-- Directions for this task --
Scan each line of the records for the word "Marshalls" and extract the ones that have it.

-- Items --
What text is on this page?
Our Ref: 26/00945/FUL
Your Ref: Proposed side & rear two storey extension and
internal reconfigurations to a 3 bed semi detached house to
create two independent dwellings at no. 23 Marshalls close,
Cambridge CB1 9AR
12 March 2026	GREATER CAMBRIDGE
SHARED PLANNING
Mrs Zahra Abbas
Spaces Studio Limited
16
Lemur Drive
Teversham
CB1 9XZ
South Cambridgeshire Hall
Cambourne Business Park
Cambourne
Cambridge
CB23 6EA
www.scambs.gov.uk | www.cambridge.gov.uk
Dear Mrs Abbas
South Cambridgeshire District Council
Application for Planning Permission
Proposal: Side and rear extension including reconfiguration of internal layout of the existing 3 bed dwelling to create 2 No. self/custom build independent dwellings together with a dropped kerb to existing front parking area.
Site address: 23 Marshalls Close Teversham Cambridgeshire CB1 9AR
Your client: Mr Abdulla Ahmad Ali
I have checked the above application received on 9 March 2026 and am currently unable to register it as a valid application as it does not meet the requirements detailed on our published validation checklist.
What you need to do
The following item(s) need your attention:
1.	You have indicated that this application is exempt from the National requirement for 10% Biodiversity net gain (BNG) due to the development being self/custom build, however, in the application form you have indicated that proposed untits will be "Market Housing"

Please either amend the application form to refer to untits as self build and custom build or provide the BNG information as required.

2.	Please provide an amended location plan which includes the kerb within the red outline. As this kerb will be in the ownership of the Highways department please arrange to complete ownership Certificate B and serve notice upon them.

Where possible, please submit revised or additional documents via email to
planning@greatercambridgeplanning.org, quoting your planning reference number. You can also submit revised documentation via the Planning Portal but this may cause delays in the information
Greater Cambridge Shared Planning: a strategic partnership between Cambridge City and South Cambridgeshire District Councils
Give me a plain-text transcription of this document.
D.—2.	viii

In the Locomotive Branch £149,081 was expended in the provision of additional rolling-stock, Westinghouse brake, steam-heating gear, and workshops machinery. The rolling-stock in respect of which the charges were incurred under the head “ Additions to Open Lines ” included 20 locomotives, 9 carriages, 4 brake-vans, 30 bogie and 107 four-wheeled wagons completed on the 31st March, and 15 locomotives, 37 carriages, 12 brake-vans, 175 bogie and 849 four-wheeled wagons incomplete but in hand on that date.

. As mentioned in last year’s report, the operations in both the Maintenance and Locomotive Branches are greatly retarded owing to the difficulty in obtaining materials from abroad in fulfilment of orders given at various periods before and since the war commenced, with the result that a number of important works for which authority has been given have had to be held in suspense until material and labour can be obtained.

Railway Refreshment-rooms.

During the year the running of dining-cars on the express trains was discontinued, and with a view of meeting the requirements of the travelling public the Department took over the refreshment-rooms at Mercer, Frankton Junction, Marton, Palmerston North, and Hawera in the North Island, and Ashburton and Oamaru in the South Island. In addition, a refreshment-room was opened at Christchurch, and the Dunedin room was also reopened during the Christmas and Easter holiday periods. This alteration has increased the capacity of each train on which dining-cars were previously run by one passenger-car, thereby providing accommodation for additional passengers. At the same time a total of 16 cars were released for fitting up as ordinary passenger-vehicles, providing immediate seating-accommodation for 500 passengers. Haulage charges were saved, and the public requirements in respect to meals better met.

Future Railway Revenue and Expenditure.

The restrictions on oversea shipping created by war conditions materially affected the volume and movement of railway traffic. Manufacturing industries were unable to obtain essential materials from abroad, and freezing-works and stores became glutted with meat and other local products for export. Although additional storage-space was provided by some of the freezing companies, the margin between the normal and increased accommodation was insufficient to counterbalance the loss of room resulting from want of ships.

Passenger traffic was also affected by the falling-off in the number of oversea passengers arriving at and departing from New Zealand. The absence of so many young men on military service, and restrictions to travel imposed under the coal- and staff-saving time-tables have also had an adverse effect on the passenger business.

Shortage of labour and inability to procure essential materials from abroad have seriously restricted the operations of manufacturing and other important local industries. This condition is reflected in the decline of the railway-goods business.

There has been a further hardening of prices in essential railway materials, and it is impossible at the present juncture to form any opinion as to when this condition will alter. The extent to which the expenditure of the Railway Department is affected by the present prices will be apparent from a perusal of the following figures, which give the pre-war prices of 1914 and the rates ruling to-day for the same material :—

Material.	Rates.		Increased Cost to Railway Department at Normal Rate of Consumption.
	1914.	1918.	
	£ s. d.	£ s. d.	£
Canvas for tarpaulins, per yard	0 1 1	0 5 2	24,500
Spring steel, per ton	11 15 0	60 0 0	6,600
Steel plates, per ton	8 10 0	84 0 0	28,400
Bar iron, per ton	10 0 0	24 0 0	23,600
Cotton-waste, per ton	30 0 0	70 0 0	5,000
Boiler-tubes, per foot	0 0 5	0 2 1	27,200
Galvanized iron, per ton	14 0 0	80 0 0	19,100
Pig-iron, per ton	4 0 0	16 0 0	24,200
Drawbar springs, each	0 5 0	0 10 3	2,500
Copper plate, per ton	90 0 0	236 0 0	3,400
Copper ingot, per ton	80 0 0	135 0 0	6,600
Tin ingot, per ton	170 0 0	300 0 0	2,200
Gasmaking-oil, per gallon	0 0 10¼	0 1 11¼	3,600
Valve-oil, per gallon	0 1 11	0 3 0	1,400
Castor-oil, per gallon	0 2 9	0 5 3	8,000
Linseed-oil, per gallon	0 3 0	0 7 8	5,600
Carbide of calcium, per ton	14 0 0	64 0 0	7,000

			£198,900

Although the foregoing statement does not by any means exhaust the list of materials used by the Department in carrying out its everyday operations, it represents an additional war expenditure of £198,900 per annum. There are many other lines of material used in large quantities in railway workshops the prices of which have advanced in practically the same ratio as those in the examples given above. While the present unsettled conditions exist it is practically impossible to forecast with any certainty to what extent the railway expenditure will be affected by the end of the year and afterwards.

-- Worked answer --
create two independent dwellings at no. 23 Marshalls close,
Site address: 23 Marshalls Close Teversham Cambridgeshire CB1 9AR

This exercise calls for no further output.